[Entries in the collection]
☆ ☆ ☆ ☆
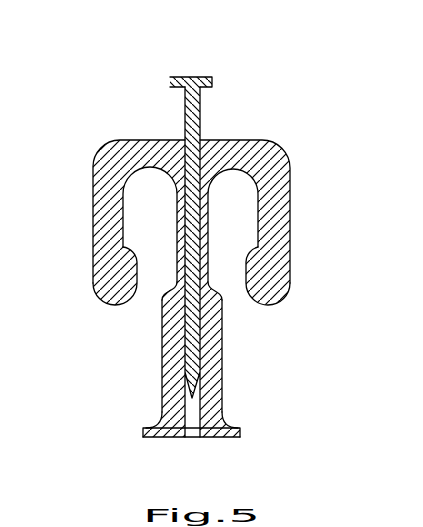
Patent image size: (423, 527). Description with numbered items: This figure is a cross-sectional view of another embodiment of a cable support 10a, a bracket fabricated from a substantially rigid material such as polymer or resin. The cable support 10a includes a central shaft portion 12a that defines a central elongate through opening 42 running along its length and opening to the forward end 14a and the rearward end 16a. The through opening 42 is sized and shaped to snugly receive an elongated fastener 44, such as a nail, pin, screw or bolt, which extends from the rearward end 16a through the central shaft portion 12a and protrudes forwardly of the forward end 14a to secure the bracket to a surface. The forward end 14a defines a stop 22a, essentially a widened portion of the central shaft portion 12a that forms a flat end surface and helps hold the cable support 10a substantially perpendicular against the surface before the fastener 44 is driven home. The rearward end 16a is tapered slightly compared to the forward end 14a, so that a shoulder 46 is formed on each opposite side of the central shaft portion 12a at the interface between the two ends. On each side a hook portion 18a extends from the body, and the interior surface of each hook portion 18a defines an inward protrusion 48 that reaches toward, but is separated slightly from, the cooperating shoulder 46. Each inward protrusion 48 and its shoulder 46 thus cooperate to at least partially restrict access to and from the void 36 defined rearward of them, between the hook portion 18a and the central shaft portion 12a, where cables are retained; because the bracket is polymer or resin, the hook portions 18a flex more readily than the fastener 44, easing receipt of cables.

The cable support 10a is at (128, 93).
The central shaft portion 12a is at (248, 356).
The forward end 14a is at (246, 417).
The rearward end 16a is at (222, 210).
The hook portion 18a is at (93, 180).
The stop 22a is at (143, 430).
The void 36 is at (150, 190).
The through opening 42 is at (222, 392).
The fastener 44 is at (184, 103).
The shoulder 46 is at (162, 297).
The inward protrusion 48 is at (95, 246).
☆ ☆ ☆ ☆
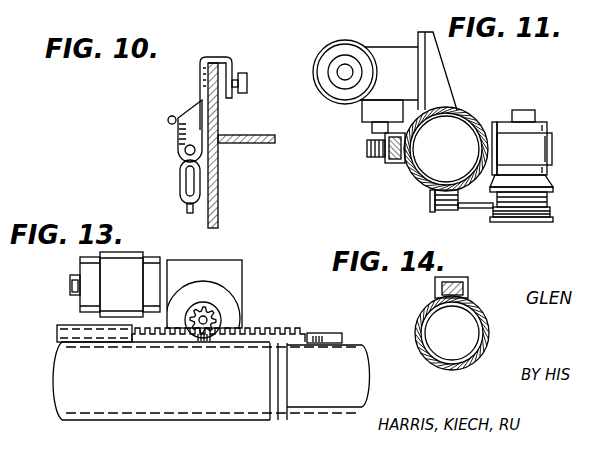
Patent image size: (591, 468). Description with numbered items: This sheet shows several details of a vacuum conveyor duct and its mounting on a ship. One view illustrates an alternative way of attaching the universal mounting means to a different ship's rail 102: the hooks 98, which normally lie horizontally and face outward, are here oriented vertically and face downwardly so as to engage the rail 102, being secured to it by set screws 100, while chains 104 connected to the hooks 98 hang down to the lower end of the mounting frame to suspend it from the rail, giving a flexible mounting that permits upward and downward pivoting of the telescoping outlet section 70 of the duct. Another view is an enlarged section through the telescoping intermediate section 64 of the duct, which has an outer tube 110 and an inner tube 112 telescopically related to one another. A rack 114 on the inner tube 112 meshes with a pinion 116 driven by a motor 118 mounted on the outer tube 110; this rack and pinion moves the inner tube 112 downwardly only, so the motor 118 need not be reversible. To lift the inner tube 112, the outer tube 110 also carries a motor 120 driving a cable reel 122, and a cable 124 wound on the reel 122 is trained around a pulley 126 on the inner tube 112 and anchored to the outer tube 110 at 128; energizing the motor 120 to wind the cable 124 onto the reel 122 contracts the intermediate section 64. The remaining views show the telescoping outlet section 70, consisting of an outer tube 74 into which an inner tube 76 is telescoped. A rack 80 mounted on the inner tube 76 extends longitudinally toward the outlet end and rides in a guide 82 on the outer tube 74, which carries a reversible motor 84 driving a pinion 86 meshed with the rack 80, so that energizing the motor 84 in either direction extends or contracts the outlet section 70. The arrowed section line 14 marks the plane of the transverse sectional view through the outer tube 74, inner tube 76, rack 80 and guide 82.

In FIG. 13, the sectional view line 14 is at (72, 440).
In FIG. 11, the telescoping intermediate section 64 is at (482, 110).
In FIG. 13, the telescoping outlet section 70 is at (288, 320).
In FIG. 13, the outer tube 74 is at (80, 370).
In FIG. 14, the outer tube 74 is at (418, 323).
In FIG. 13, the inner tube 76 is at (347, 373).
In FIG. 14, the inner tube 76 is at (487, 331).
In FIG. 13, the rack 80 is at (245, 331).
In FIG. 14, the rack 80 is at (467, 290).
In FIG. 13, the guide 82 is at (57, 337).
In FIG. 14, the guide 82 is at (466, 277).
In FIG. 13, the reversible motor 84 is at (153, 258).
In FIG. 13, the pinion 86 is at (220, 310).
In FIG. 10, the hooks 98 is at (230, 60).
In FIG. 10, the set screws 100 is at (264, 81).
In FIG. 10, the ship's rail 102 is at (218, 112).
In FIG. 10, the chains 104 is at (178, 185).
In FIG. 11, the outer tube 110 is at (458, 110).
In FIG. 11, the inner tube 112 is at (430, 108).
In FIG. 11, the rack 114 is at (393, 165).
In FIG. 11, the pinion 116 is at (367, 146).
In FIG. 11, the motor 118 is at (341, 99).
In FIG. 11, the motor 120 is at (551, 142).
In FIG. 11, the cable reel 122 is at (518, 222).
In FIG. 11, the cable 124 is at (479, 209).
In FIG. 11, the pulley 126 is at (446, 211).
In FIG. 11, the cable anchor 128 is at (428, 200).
☆ ☆ ☆ ☆
_YOUR INSTRUCTIONS:_
Select each line in the rows above that contains the word "fastener".

_THE RESULT:_
Patent image size: (423, 527). Description with numbered items: This figure is a cross-sectional view of another embodiment of a cable support 10a, a bracket fabricated from a substantially rigid material such as polymer or resin. The cable support 10a includes a central shaft portion 12a that defines a central elongate through opening 42 running along its length and opening to the forward end 14a and the rearward end 16a. The through opening 42 is sized and shaped to snugly receive an elongated fastener 44, such as a nail, pin, screw or bolt, which extends from the rearward end 16a through the central shaft portion 12a and protrudes forwardly of the forward end 14a to secure the bracket to a surface. The forward end 14a defines a stop 22a, essentially a widened portion of the central shaft portion 12a that forms a flat end surface and helps hold the cable support 10a substantially perpendicular against the surface before the fastener 44 is driven home. The rearward end 16a is tapered slightly compared to the forward end 14a, so that a shoulder 46 is formed on each opposite side of the central shaft portion 12a at the interface between the two ends. On each side a hook portion 18a extends from the body, and the interior surface of each hook portion 18a defines an inward protrusion 48 that reaches toward, but is separated slightly from, the cooperating shoulder 46. Each inward protrusion 48 and its shoulder 46 thus cooperate to at least partially restrict access to and from the void 36 defined rearward of them, between the hook portion 18a and the central shaft portion 12a, where cables are retained; because the bracket is polymer or resin, the hook portions 18a flex more readily than the fastener 44, easing receipt of cables.
The fastener 44 is at (184, 103).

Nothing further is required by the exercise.